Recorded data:
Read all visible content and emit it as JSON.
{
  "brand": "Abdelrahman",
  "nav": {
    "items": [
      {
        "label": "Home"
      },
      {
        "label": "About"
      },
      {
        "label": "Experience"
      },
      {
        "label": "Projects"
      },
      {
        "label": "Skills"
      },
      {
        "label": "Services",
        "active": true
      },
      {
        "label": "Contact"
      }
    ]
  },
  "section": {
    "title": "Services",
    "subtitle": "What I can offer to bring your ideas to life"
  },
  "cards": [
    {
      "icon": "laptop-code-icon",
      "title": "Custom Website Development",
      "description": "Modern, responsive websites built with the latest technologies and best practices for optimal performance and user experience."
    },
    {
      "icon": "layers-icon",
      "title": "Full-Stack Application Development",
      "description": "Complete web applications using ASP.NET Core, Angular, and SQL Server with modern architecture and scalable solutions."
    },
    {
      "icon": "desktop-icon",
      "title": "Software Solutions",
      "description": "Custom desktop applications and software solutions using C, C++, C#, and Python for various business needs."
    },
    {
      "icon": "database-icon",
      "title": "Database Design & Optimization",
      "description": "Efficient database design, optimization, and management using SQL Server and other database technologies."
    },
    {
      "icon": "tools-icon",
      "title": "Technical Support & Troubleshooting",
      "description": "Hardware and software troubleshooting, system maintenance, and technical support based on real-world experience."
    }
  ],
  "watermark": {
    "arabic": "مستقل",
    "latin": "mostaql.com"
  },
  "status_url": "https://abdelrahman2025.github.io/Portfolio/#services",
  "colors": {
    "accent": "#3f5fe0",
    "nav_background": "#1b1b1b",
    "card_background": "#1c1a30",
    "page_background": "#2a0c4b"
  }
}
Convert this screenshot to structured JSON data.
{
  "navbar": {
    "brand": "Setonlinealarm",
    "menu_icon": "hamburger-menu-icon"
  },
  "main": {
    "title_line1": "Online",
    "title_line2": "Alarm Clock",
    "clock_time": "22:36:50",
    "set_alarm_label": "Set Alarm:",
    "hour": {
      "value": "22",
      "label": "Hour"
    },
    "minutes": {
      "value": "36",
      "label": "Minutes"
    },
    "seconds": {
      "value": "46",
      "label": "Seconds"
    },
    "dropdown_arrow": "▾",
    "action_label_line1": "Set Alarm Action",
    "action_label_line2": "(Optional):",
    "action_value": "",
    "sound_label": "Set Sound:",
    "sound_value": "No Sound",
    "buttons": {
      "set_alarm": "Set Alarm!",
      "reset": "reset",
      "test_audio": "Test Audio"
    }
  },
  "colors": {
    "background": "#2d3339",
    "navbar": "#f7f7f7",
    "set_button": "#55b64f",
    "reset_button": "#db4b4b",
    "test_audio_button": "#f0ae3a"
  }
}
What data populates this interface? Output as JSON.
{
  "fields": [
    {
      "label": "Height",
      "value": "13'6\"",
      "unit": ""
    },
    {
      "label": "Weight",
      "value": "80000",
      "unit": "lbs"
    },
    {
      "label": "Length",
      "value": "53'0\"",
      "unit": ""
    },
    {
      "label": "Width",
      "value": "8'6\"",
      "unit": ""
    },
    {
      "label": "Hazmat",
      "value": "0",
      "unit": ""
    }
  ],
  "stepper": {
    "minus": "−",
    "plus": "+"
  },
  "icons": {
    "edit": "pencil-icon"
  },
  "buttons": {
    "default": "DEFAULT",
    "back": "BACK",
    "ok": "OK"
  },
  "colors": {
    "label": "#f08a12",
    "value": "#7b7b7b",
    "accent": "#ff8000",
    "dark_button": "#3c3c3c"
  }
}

OBJECTIVE: Your task is to extract all of the records exactly.

EXERCISE RESULT:
Read all visible content and emit it as JSON.
{
  "brand": "Abdelrahman",
  "nav": {
    "items": [
      {
        "label": "Home"
      },
      {
        "label": "About"
      },
      {
        "label": "Experience"
      },
      {
        "label": "Projects"
      },
      {
        "label": "Skills"
      },
      {
        "label": "Services",
        "active": true
      },
      {
        "label": "Contact"
      }
    ]
  },
  "section": {
    "title": "Services",
    "subtitle": "What I can offer to bring your ideas to life"
  },
  "cards": [
    {
      "icon": "laptop-code-icon",
      "title": "Custom Website Development",
      "description": "Modern, responsive websites built with the latest technologies and best practices for optimal performance and user experience."
    },
    {
      "icon": "layers-icon",
      "title": "Full-Stack Application Development",
      "description": "Complete web applications using ASP.NET Core, Angular, and SQL Server with modern architecture and scalable solutions."
    },
    {
      "icon": "desktop-icon",
      "title": "Software Solutions",
      "description": "Custom desktop applications and software solutions using C, C++, C#, and Python for various business needs."
    },
    {
      "icon": "database-icon",
      "title": "Database Design & Optimization",
      "description": "Efficient database design, optimization, and management using SQL Server and other database technologies."
    },
    {
      "icon": "tools-icon",
      "title": "Technical Support & Troubleshooting",
      "description": "Hardware and software troubleshooting, system maintenance, and technical support based on real-world experience."
    }
  ],
  "watermark": {
    "arabic": "مستقل",
    "latin": "mostaql.com"
  },
  "status_url": "https://abdelrahman2025.github.io/Portfolio/#services",
  "colors": {
    "accent": "#3f5fe0",
    "nav_background": "#1b1b1b",
    "card_background": "#1c1a30",
    "page_background": "#2a0c4b"
  }
}
Convert this screenshot to structured JSON data.
{
  "navbar": {
    "brand": "Setonlinealarm",
    "menu_icon": "hamburger-menu-icon"
  },
  "main": {
    "title_line1": "Online",
    "title_line2": "Alarm Clock",
    "clock_time": "22:36:50",
    "set_alarm_label": "Set Alarm:",
    "hour": {
      "value": "22",
      "label": "Hour"
    },
    "minutes": {
      "value": "36",
      "label": "Minutes"
    },
    "seconds": {
      "value": "46",
      "label": "Seconds"
    },
    "dropdown_arrow": "▾",
    "action_label_line1": "Set Alarm Action",
    "action_label_line2": "(Optional):",
    "action_value": "",
    "sound_label": "Set Sound:",
    "sound_value": "No Sound",
    "buttons": {
      "set_alarm": "Set Alarm!",
      "reset": "reset",
      "test_audio": "Test Audio"
    }
  },
  "colors": {
    "background": "#2d3339",
    "navbar": "#f7f7f7",
    "set_button": "#55b64f",
    "reset_button": "#db4b4b",
    "test_audio_button": "#f0ae3a"
  }
}
What data populates this interface? Output as JSON.
{
  "fields": [
    {
      "label": "Height",
      "value": "13'6\"",
      "unit": ""
    },
    {
      "label": "Weight",
      "value": "80000",
      "unit": "lbs"
    },
    {
      "label": "Length",
      "value": "53'0\"",
      "unit": ""
    },
    {
      "label": "Width",
      "value": "8'6\"",
      "unit": ""
    },
    {
      "label": "Hazmat",
      "value": "0",
      "unit": ""
    }
  ],
  "stepper": {
    "minus": "−",
    "plus": "+"
  },
  "icons": {
    "edit": "pencil-icon"
  },
  "buttons": {
    "default": "DEFAULT",
    "back": "BACK",
    "ok": "OK"
  },
  "colors": {
    "label": "#f08a12",
    "value": "#7b7b7b",
    "accent": "#ff8000",
    "dark_button": "#3c3c3c"
  }
}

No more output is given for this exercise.